Exercise goal: Only the lines from the line containing "Give me a plain-text" to the end of the entries should be repeated, exactly as they appear.

Recorded data:
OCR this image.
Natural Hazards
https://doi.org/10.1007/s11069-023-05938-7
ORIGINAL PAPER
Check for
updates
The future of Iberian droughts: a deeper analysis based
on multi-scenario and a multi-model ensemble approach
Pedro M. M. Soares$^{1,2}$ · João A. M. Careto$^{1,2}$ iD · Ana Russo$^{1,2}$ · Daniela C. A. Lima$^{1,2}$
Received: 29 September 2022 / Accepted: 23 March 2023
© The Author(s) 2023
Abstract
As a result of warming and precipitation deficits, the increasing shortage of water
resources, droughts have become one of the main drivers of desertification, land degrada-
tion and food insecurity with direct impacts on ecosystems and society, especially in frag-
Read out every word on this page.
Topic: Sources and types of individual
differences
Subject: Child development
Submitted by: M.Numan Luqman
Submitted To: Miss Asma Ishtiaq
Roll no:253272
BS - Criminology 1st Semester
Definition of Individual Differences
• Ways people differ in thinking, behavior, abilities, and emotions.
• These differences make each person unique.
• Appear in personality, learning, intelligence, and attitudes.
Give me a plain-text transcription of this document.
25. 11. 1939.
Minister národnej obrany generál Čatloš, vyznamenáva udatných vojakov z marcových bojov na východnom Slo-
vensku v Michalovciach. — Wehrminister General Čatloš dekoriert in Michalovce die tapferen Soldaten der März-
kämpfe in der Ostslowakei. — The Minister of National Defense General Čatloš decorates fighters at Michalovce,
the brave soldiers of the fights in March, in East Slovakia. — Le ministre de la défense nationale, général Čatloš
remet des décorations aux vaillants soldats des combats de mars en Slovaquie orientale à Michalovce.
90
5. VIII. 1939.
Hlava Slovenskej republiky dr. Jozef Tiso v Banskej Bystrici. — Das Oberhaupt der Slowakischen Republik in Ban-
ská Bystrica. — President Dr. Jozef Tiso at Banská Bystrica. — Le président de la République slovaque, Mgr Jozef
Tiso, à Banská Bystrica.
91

Solution to this problem:
Give me a plain-text transcription of this document.
25. 11. 1939.
Minister národnej obrany generál Čatloš, vyznamenáva udatných vojakov z marcových bojov na východnom Slo-
vensku v Michalovciach. — Wehrminister General Čatloš dekoriert in Michalovce die tapferen Soldaten der März-
kämpfe in der Ostslowakei. — The Minister of National Defense General Čatloš decorates fighters at Michalovce,
the brave soldiers of the fights in March, in East Slovakia. — Le ministre de la défense nationale, général Čatloš
remet des décorations aux vaillants soldats des combats de mars en Slovaquie orientale à Michalovce.
90
5. VIII. 1939.
Hlava Slovenskej republiky dr. Jozef Tiso v Banskej Bystrici. — Das Oberhaupt der Slowakischen Republik in Ban-
ská Bystrica. — President Dr. Jozef Tiso at Banská Bystrica. — Le président de la République slovaque, Mgr Jozef
Tiso, à Banská Bystrica.
91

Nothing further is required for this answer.